» Exercise objective: Go through the listing and copy each line with the string "Output".

Stored data
((

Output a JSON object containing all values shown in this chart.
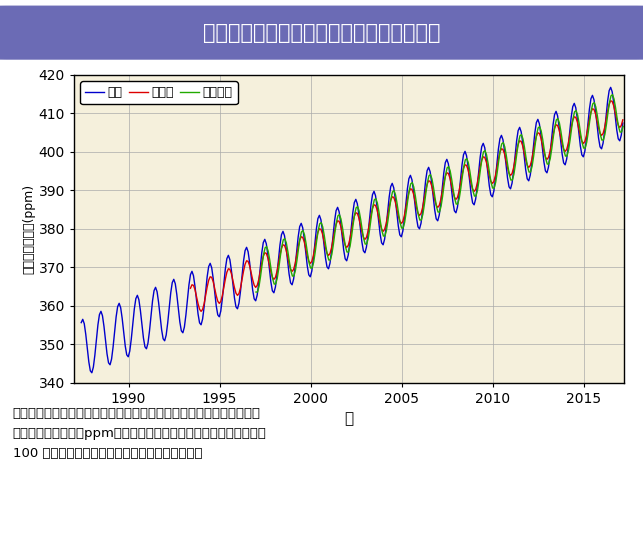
{
  "title": "国内の大気中の二酸化炭素濃度の経年変化",
  "ylabel": "二酸化炭素濃度(ppm)",
  "xlabel": "年",
  "ylim": [
    340,
    420
  ],
  "xlim": [
    1987.0,
    2017.2
  ],
  "yticks": [
    340,
    350,
    360,
    370,
    380,
    390,
    400,
    410,
    420
  ],
  "xticks": [
    1990,
    1995,
    2000,
    2005,
    2010,
    2015
  ],
  "legend_labels": [
    "綾里",
    "南鳥島",
    "与那国島"
  ],
  "line_colors": [
    "#0000CC",
    "#DD0000",
    "#22AA00"
  ],
  "plot_bg_color": "#F5F0DC",
  "fig_bg_color": "#FFFFFF",
  "title_bg_color": "#6B6BB5",
  "title_text_color": "#FFFFFF",
  "caption": "気象庁が綾里、南鳥島、与那国島で観測した大気中の二酸化炭素月平\n均濃度の経年変化。ppm（ピーピーエム）は、二酸化炭素が全体の\n100 万分の１の体積を占めることを意味します。",
  "base_co2_1987": 349.0,
  "trend_per_year": 2.08,
  "ayasato_start": 1987.4,
  "minami_start": 1993.4,
  "yonaguni_start": 1997.0,
  "end_year": 2017.2,
  "amp_ayasato": 7.5,
  "amp_minami": 4.0,
  "amp_yonaguni": 5.5,
  "phase_ayasato": 0.08,
  "phase_minami": 0.05,
  "phase_yonaguni": 0.0
}
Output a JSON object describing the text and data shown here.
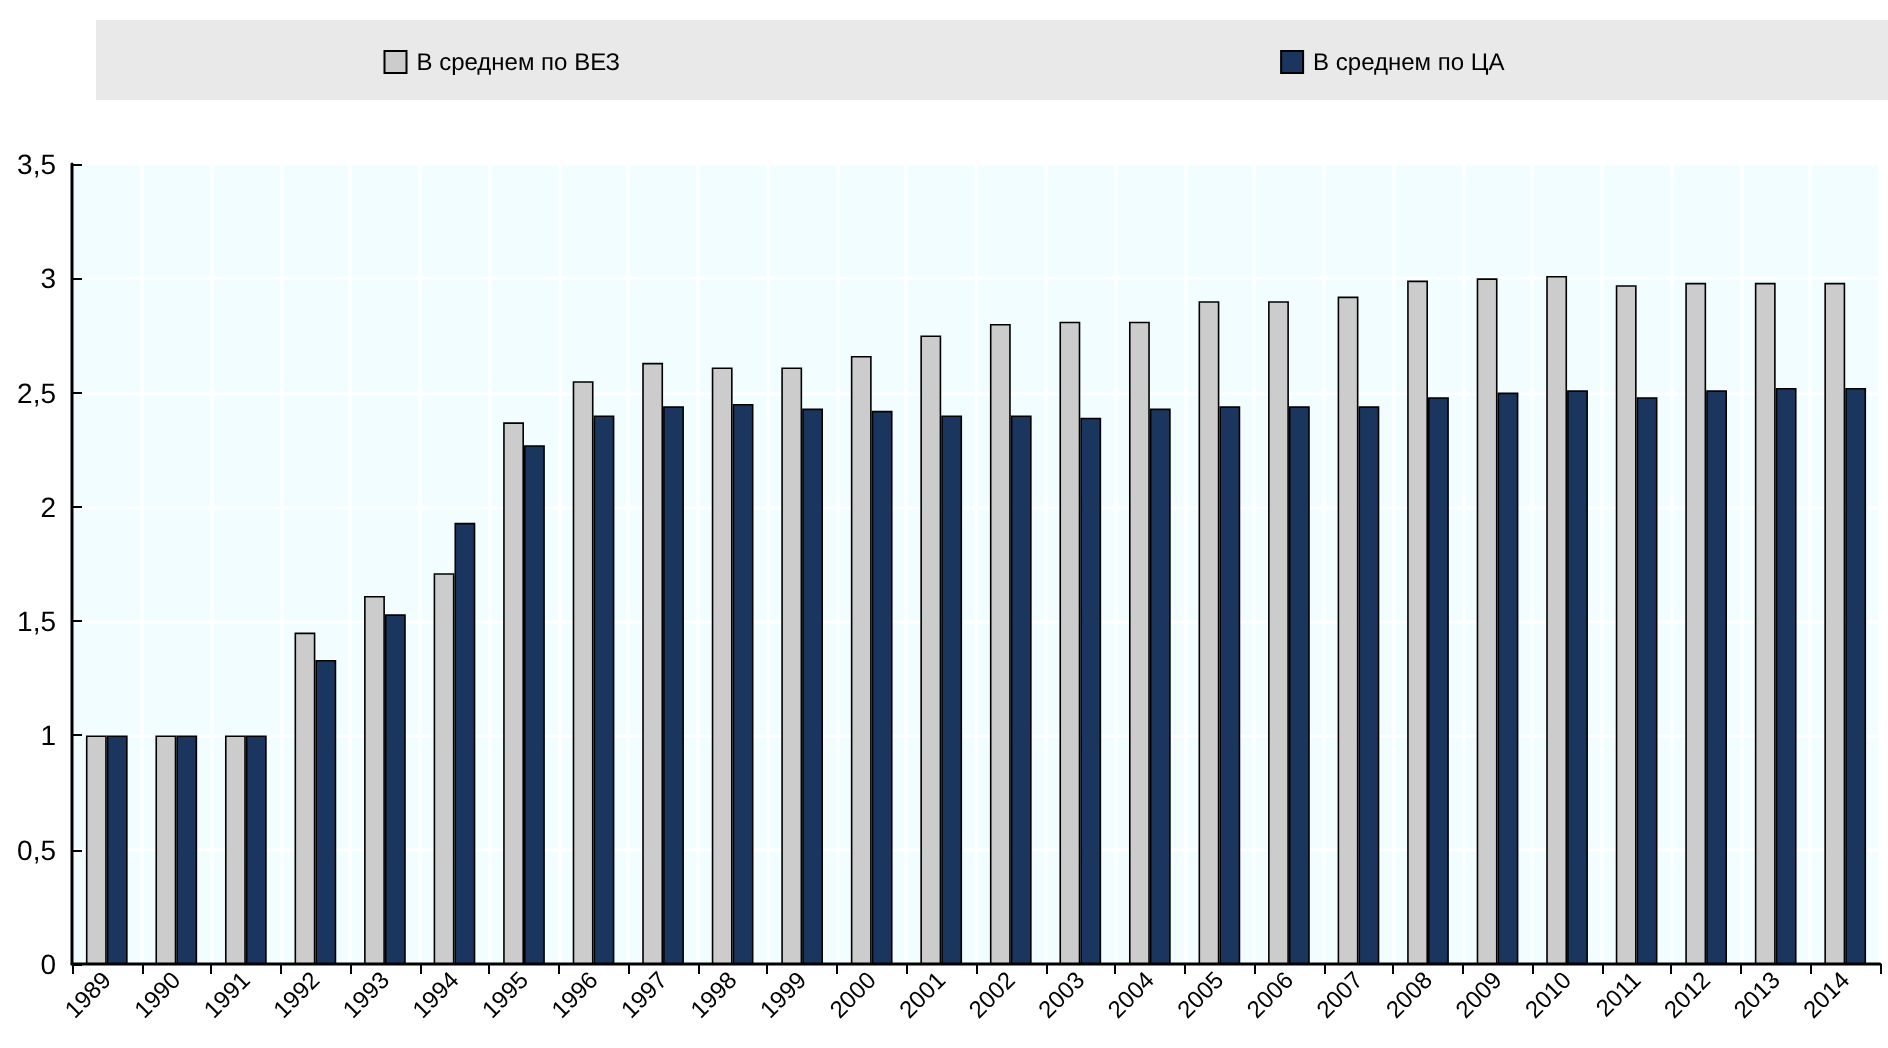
{
  "chart_data": {
    "type": "bar",
    "categories": [
      "1989",
      "1990",
      "1991",
      "1992",
      "1993",
      "1994",
      "1995",
      "1996",
      "1997",
      "1998",
      "1999",
      "2000",
      "2001",
      "2002",
      "2003",
      "2004",
      "2005",
      "2006",
      "2007",
      "2008",
      "2009",
      "2010",
      "2011",
      "2012",
      "2013",
      "2014"
    ],
    "series": [
      {
        "name": "В среднем по ВЕЗ",
        "color": "#cccccc",
        "values": [
          1,
          1,
          1,
          1.45,
          1.61,
          1.71,
          2.37,
          2.55,
          2.63,
          2.61,
          2.61,
          2.66,
          2.75,
          2.8,
          2.81,
          2.81,
          2.9,
          2.9,
          2.92,
          2.99,
          3.0,
          3.01,
          2.97,
          2.98,
          2.98,
          2.98
        ]
      },
      {
        "name": "В среднем по ЦА",
        "color": "#1a355e",
        "values": [
          1,
          1,
          1,
          1.33,
          1.53,
          1.93,
          2.27,
          2.4,
          2.44,
          2.45,
          2.43,
          2.42,
          2.4,
          2.4,
          2.39,
          2.43,
          2.44,
          2.44,
          2.44,
          2.48,
          2.5,
          2.51,
          2.48,
          2.51,
          2.52,
          2.52
        ]
      }
    ],
    "ylim": [
      0,
      3.5
    ],
    "yticks": [
      0,
      {
        "value": 0.5,
        "label": "0,5"
      },
      1,
      {
        "value": 1.5,
        "label": "1,5"
      },
      2,
      {
        "value": 2.5,
        "label": "2,5"
      },
      3,
      {
        "value": 3.5,
        "label": "3,5"
      }
    ],
    "grid": true,
    "legend": "top"
  }
}
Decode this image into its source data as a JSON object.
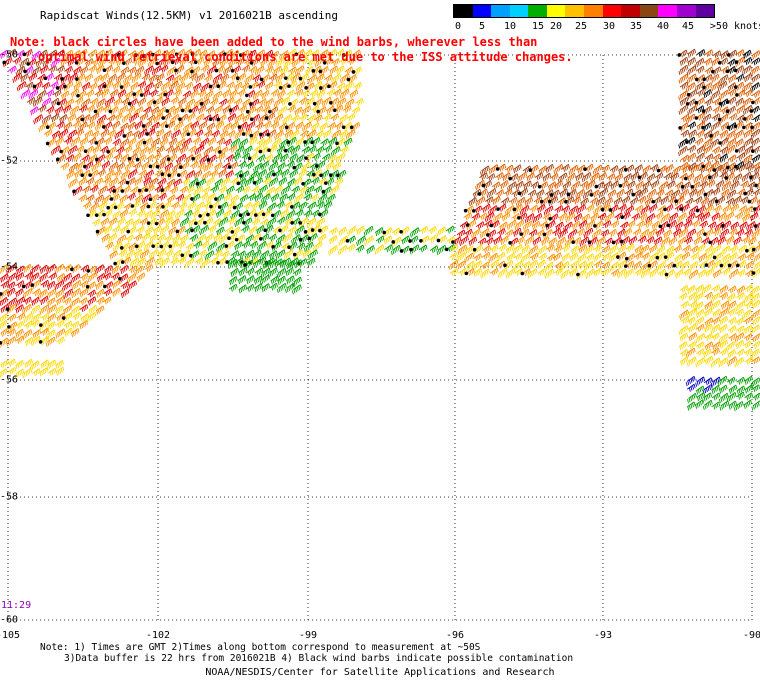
{
  "title": "Rapidscat Winds(12.5KM) v1 2016021B ascending",
  "legend": {
    "colors": [
      "#000000",
      "#0000ff",
      "#00a0ff",
      "#00d0ff",
      "#00b000",
      "#ffff00",
      "#ffc000",
      "#ff8000",
      "#ff0000",
      "#c00000",
      "#8b4513",
      "#ff00ff",
      "#a000d0",
      "#6000a0"
    ],
    "labels": [
      "0",
      "5",
      "10",
      "15",
      "20",
      "25",
      "30",
      "35",
      "40",
      "45",
      ">50 knots"
    ]
  },
  "note": {
    "line1": "Note: black circles have been added to the wind barbs, wherever less than",
    "line2": "optimal wind retrieval conditions are met due to the ISS attitude changes."
  },
  "axes": {
    "lat_labels": [
      "-50",
      "-52",
      "-54",
      "-56",
      "-58",
      "-60"
    ],
    "lon_labels": [
      "-105",
      "-102",
      "-99",
      "-96",
      "-93",
      "-90"
    ]
  },
  "timestamp": "11:29",
  "footnote": {
    "line1": "Note: 1) Times are GMT 2)Times along bottom correspond to measurement at ~50S",
    "line2": "3)Data buffer is 22 hrs from 2016021B 4) Black wind barbs indicate possible contamination"
  },
  "credit": "NOAA/NESDIS/Center for Satellite Applications and Research",
  "barb_colors": {
    "calm": "#000000",
    "green": "#00a000",
    "yellow": "#ffd800",
    "orange": "#ff9000",
    "darkorange": "#e06000",
    "red": "#e00000",
    "brown": "#a04010",
    "magenta": "#ff00ff",
    "blue": "#0000c0"
  }
}
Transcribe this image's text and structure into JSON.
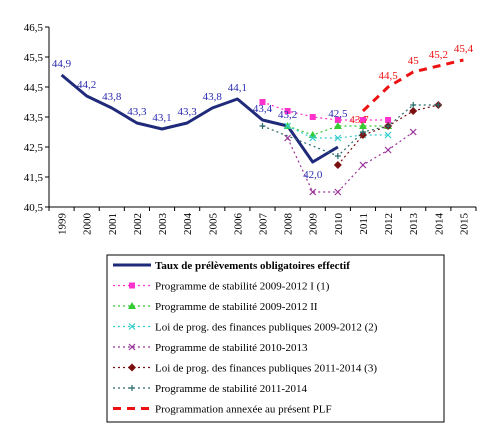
{
  "chart_data": {
    "type": "line",
    "title": "",
    "xlabel": "",
    "ylabel": "",
    "x": [
      "1999",
      "2000",
      "2001",
      "2002",
      "2003",
      "2004",
      "2005",
      "2006",
      "2007",
      "2008",
      "2009",
      "2010",
      "2011",
      "2012",
      "2013",
      "2014",
      "2015"
    ],
    "ylim": [
      40.5,
      46.5
    ],
    "yticks": [
      "40,5",
      "41,5",
      "42,5",
      "43,5",
      "44,5",
      "45,5",
      "46,5"
    ],
    "grid": false,
    "legend_position": "bottom",
    "series": [
      {
        "name": "Taux de prélèvements obligatoires effectif",
        "color": "#1f2a7a",
        "style": "solid-thick",
        "marker": "none",
        "values": [
          44.9,
          44.2,
          43.8,
          43.3,
          43.1,
          43.3,
          43.8,
          44.1,
          43.4,
          43.2,
          42.0,
          42.5,
          null,
          null,
          null,
          null,
          null
        ],
        "labels": [
          "44,9",
          "44,2",
          "43,8",
          "43,3",
          "43,1",
          "43,3",
          "43,8",
          "44,1",
          "43,4",
          "43,2",
          "42,0",
          "42,5",
          null,
          null,
          null,
          null,
          null
        ],
        "label_color": "#2a2ab0"
      },
      {
        "name": "Programme de stabilité 2009-2012 I (1)",
        "color": "#ff33cc",
        "style": "dotted",
        "marker": "square",
        "values": [
          null,
          null,
          null,
          null,
          null,
          null,
          null,
          null,
          44.0,
          43.7,
          43.5,
          43.4,
          43.4,
          43.4,
          null,
          null,
          null
        ]
      },
      {
        "name": "Programme de stabilité 2009-2012 II",
        "color": "#33cc33",
        "style": "dotted",
        "marker": "triangle",
        "values": [
          null,
          null,
          null,
          null,
          null,
          null,
          null,
          null,
          null,
          43.2,
          42.9,
          43.2,
          43.2,
          43.2,
          null,
          null,
          null
        ]
      },
      {
        "name": "Loi de prog. des finances publiques 2009-2012 (2)",
        "color": "#33cccc",
        "style": "dotted",
        "marker": "x",
        "values": [
          null,
          null,
          null,
          null,
          null,
          null,
          null,
          null,
          null,
          43.2,
          42.8,
          42.8,
          42.9,
          42.9,
          null,
          null,
          null
        ]
      },
      {
        "name": "Programme de stabilité 2010-2013",
        "color": "#993399",
        "style": "dotted",
        "marker": "x",
        "values": [
          null,
          null,
          null,
          null,
          null,
          null,
          null,
          null,
          null,
          42.8,
          41.0,
          41.0,
          41.9,
          42.4,
          43.0,
          null,
          null
        ]
      },
      {
        "name": "Loi de prog. des finances publiques 2011-2014 (3)",
        "color": "#7a1010",
        "style": "dotted",
        "marker": "diamond",
        "values": [
          null,
          null,
          null,
          null,
          null,
          null,
          null,
          null,
          null,
          null,
          null,
          41.9,
          42.9,
          43.2,
          43.7,
          43.9,
          null
        ]
      },
      {
        "name": "Programme de stabilité 2011-2014",
        "color": "#2a6a6a",
        "style": "dotted",
        "marker": "plus",
        "values": [
          null,
          null,
          null,
          null,
          null,
          null,
          null,
          null,
          43.2,
          null,
          null,
          42.2,
          43.0,
          43.2,
          43.9,
          43.9,
          null
        ]
      },
      {
        "name": "Programmation annexée au présent PLF",
        "color": "#ee1111",
        "style": "dashed-thick",
        "marker": "none",
        "values": [
          null,
          null,
          null,
          null,
          null,
          null,
          null,
          null,
          null,
          null,
          null,
          null,
          43.7,
          44.5,
          45.0,
          45.2,
          45.4
        ],
        "labels": [
          null,
          null,
          null,
          null,
          null,
          null,
          null,
          null,
          null,
          null,
          null,
          null,
          "43,7",
          "44,5",
          "45",
          "45,2",
          "45,4"
        ],
        "label_color": "#ee1111"
      }
    ]
  }
}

))

» Exercise response:
Output a JSON object containing all values shown in this chart.
Output a JSON object describing the text and data shown here.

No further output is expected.